• Figure content listings:
++++++++

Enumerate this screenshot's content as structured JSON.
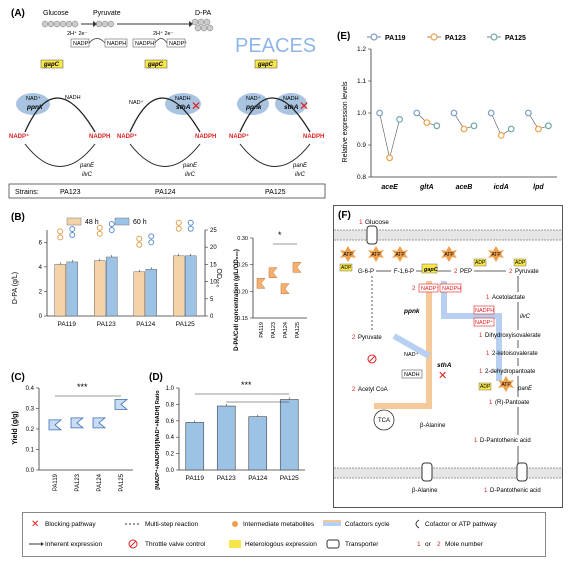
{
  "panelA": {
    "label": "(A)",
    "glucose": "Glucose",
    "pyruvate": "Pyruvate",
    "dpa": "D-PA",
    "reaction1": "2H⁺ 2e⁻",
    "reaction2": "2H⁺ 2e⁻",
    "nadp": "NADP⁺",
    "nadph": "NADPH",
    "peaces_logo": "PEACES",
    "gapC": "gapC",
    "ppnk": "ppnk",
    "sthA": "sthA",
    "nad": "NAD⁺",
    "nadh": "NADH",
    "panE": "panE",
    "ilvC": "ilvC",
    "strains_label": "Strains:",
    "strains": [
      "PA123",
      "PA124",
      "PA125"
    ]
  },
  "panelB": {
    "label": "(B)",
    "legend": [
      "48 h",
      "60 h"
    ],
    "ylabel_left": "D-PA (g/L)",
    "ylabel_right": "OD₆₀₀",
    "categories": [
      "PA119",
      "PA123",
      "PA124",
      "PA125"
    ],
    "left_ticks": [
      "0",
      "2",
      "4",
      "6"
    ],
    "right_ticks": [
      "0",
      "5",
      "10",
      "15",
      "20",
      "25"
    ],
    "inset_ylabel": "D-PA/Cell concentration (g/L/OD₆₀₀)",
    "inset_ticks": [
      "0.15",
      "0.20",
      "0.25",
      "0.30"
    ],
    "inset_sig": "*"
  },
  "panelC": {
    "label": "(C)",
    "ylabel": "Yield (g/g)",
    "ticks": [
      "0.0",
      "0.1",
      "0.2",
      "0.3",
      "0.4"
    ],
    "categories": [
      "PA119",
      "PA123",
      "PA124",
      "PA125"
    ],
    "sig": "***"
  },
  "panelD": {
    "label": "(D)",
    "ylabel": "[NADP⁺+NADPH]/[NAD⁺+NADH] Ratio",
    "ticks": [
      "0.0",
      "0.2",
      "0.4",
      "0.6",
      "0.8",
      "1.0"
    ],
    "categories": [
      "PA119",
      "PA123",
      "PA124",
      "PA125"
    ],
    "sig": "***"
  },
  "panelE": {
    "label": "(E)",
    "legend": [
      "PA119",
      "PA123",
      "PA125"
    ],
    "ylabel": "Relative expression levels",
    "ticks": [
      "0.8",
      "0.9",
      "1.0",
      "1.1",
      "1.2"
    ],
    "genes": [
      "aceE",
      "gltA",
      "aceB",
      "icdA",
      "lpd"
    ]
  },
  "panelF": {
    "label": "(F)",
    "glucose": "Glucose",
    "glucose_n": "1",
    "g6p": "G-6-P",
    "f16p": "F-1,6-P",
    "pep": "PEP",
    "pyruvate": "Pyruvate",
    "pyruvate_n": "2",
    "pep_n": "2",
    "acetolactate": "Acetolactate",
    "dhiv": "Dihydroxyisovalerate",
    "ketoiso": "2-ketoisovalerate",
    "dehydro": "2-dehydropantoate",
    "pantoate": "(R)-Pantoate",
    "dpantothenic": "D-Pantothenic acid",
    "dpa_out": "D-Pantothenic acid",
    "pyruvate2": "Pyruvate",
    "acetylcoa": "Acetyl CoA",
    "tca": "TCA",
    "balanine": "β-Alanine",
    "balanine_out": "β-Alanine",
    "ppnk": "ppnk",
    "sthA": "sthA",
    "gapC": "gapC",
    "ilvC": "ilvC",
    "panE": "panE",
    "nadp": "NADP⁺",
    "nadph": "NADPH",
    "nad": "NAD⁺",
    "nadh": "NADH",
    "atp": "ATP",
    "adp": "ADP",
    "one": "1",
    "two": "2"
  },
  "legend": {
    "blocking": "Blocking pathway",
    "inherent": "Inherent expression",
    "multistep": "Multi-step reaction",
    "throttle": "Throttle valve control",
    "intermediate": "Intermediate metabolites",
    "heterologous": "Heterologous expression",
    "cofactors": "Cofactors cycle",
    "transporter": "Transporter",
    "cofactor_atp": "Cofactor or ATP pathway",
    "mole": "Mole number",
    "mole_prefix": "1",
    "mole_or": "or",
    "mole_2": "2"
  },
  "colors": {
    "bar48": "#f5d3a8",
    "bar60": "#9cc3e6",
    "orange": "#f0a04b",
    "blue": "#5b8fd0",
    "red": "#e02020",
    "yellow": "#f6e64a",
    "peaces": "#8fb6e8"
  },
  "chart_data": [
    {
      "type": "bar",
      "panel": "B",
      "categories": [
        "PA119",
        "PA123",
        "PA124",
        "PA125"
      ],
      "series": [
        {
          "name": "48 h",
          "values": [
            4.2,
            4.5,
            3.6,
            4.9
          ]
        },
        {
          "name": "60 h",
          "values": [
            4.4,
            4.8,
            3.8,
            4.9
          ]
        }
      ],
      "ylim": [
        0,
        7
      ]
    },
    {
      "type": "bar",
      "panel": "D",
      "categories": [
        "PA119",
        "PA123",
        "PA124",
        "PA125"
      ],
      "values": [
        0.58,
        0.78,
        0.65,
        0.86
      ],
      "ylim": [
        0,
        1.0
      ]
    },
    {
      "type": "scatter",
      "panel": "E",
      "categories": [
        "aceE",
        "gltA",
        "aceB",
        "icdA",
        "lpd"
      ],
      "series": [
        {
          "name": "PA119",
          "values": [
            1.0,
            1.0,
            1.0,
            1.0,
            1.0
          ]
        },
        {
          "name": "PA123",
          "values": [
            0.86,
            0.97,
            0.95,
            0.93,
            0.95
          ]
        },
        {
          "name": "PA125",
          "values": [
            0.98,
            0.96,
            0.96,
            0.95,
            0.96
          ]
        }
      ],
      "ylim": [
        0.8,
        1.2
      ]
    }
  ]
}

++++++++

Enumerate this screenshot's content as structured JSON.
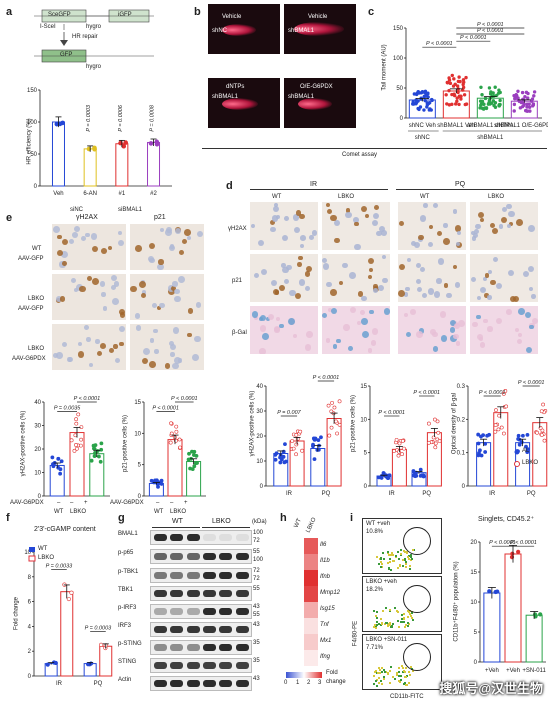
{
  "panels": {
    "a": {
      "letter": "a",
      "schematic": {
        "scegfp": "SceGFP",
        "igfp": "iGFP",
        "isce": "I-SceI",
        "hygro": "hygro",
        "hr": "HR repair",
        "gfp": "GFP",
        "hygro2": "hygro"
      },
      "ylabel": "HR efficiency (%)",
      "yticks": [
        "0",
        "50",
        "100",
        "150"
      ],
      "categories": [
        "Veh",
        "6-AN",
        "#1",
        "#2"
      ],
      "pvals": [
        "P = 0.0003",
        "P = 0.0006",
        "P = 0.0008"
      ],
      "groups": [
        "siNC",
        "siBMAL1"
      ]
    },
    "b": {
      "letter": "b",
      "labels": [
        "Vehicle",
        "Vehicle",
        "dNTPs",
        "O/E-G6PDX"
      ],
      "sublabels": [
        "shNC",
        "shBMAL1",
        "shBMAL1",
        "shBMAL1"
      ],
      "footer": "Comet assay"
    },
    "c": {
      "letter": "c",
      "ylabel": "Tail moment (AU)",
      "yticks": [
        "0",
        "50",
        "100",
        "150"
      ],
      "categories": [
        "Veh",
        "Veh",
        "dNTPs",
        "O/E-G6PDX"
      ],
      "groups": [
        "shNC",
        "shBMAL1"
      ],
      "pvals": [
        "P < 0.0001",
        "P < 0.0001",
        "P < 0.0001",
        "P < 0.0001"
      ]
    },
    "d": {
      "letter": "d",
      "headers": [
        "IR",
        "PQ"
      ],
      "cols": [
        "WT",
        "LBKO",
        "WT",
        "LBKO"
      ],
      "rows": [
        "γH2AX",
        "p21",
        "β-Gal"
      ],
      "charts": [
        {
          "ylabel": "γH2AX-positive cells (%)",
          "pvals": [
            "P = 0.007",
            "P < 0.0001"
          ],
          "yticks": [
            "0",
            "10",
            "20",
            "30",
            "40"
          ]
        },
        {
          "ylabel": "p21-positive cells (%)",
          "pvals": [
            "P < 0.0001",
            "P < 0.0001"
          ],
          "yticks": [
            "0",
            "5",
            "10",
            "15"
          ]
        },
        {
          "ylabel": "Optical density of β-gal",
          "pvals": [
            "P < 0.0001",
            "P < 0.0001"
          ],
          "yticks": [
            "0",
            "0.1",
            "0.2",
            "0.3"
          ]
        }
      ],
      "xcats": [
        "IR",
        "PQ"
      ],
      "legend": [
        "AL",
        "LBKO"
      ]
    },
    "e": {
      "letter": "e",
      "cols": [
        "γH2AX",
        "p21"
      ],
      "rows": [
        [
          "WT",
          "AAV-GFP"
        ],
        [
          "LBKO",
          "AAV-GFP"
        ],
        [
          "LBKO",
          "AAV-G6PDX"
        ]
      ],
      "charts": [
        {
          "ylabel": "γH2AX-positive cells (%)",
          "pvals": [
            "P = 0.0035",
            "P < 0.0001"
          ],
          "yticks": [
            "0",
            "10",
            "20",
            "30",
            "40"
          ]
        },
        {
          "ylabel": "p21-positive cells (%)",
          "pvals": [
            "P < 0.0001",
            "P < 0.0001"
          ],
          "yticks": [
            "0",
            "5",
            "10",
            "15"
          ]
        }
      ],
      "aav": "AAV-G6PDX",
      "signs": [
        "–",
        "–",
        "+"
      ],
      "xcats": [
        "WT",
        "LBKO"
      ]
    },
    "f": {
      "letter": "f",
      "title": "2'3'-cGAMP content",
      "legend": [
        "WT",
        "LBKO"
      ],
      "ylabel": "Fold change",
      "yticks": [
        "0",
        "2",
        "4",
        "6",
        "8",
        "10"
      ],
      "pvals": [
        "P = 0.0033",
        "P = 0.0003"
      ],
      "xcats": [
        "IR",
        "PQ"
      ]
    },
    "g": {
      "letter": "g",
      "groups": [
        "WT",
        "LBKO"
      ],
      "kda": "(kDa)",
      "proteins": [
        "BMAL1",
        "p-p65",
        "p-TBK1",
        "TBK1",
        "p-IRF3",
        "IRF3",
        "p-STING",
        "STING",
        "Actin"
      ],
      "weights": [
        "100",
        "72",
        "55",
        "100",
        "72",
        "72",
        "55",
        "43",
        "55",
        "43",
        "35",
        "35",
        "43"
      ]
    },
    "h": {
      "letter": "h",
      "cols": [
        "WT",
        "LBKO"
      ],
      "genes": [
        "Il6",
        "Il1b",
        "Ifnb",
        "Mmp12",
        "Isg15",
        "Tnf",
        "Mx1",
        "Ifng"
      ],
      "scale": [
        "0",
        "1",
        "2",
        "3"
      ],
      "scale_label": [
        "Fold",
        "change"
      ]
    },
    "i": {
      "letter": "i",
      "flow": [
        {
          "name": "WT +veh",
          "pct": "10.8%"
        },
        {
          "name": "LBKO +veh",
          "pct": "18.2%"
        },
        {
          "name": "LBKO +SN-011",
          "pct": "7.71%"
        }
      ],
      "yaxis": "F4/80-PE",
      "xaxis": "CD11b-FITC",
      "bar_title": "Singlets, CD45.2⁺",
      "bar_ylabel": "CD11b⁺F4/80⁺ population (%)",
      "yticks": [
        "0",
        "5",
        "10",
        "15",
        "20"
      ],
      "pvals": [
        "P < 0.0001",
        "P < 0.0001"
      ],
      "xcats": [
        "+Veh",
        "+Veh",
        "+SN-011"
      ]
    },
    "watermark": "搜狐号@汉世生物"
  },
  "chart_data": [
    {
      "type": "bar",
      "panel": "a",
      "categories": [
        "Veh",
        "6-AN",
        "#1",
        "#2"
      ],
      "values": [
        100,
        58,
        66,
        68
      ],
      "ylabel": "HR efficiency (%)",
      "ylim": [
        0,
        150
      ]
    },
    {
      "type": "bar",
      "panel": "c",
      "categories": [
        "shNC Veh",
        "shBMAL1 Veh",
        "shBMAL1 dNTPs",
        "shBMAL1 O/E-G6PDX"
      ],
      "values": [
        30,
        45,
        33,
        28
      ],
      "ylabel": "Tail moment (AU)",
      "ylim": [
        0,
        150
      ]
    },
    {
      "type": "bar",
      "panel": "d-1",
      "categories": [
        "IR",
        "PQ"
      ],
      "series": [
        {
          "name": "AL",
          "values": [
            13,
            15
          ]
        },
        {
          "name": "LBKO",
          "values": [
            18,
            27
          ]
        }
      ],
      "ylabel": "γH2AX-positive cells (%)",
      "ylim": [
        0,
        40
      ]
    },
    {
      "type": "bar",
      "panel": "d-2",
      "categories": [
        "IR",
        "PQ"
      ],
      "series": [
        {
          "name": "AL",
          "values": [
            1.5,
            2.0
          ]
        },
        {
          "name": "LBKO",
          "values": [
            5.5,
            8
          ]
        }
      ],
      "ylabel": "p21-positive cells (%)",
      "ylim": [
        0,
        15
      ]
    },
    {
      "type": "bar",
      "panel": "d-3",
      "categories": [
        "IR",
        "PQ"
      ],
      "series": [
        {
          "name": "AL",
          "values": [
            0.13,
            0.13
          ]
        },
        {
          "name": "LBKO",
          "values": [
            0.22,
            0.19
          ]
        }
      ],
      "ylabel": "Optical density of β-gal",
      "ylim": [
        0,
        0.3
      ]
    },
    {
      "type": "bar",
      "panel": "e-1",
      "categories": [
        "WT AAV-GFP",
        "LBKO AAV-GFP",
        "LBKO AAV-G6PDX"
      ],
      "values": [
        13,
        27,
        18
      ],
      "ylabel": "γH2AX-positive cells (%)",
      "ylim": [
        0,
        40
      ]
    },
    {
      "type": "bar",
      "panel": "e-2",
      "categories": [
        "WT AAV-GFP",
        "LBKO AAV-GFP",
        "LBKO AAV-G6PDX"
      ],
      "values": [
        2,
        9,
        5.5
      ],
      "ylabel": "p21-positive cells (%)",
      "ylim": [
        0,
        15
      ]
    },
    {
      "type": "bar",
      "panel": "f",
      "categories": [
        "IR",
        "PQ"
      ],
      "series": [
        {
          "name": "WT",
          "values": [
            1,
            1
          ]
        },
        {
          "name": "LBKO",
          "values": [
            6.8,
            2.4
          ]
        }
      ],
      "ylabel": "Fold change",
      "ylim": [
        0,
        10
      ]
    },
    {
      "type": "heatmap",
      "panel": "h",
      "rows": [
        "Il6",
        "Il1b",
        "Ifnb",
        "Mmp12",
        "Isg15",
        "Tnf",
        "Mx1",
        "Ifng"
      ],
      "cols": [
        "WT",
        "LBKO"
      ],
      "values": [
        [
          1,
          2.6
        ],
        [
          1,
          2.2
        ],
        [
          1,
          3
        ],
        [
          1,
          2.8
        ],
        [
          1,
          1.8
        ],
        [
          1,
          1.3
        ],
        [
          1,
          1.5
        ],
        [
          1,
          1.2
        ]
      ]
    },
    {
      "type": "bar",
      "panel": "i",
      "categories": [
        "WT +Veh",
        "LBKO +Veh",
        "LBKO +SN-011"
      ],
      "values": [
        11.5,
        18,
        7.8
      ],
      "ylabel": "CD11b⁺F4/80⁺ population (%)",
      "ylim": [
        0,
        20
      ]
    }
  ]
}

++++++++

• What you have to do:
Go through the lines above. Select every one that has the string "letter".

• Response for this exercise:
      "letter": "a",
      "letter": "b",
      "letter": "c",
      "letter": "d",
      "letter": "e",
      "letter": "f",
      "letter": "g",
      "letter": "h",
      "letter": "i",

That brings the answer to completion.